**GIVEN REQUEST:**
Output every line below exactly.

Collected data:
____________
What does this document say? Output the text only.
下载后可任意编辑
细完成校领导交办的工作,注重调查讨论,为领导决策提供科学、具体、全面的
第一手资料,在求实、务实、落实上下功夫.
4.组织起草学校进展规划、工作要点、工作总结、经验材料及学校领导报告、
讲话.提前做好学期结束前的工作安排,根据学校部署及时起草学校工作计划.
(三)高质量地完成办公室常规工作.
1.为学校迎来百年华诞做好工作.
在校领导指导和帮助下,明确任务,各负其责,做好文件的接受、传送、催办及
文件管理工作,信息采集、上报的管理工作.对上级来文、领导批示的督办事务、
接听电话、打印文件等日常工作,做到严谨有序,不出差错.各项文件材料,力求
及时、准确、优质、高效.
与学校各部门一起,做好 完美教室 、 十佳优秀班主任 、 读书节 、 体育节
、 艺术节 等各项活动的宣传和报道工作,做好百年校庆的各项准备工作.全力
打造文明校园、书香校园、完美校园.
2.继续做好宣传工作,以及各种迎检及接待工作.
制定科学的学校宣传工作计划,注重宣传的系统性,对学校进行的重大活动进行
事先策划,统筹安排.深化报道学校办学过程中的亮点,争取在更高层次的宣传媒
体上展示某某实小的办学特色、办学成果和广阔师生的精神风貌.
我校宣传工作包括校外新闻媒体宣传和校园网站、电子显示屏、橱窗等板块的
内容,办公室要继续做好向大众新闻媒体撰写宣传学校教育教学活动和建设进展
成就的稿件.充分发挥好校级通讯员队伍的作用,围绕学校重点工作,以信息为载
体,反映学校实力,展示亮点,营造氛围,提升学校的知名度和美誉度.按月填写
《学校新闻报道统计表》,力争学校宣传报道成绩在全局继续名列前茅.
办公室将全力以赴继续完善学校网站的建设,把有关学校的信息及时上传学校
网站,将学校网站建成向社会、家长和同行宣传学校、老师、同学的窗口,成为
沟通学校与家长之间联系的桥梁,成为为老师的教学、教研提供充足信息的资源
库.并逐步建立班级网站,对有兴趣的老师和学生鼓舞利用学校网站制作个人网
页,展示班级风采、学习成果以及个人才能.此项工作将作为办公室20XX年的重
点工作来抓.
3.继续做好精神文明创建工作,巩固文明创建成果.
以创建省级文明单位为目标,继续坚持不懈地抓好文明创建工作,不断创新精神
____________
**TASK OUTPUT:**
What does this document say? Output the text only.
下载后可任意编辑
细完成校领导交办的工作,注重调查讨论,为领导决策提供科学、具体、全面的
第一手资料,在求实、务实、落实上下功夫.
4.组织起草学校进展规划、工作要点、工作总结、经验材料及学校领导报告、
讲话.提前做好学期结束前的工作安排,根据学校部署及时起草学校工作计划.
(三)高质量地完成办公室常规工作.
1.为学校迎来百年华诞做好工作.
在校领导指导和帮助下,明确任务,各负其责,做好文件的接受、传送、催办及
文件管理工作,信息采集、上报的管理工作.对上级来文、领导批示的督办事务、
接听电话、打印文件等日常工作,做到严谨有序,不出差错.各项文件材料,力求
及时、准确、优质、高效.
与学校各部门一起,做好 完美教室 、 十佳优秀班主任 、 读书节 、 体育节
、 艺术节 等各项活动的宣传和报道工作,做好百年校庆的各项准备工作.全力
打造文明校园、书香校园、完美校园.
2.继续做好宣传工作,以及各种迎检及接待工作.
制定科学的学校宣传工作计划,注重宣传的系统性,对学校进行的重大活动进行
事先策划,统筹安排.深化报道学校办学过程中的亮点,争取在更高层次的宣传媒
体上展示某某实小的办学特色、办学成果和广阔师生的精神风貌.
我校宣传工作包括校外新闻媒体宣传和校园网站、电子显示屏、橱窗等板块的
内容,办公室要继续做好向大众新闻媒体撰写宣传学校教育教学活动和建设进展
成就的稿件.充分发挥好校级通讯员队伍的作用,围绕学校重点工作,以信息为载
体,反映学校实力,展示亮点,营造氛围,提升学校的知名度和美誉度.按月填写
《学校新闻报道统计表》,力争学校宣传报道成绩在全局继续名列前茅.
办公室将全力以赴继续完善学校网站的建设,把有关学校的信息及时上传学校
网站,将学校网站建成向社会、家长和同行宣传学校、老师、同学的窗口,成为
沟通学校与家长之间联系的桥梁,成为为老师的教学、教研提供充足信息的资源
库.并逐步建立班级网站,对有兴趣的老师和学生鼓舞利用学校网站制作个人网
页,展示班级风采、学习成果以及个人才能.此项工作将作为办公室20XX年的重
点工作来抓.
3.继续做好精神文明创建工作,巩固文明创建成果.
以创建省级文明单位为目标,继续坚持不懈地抓好文明创建工作,不断创新精神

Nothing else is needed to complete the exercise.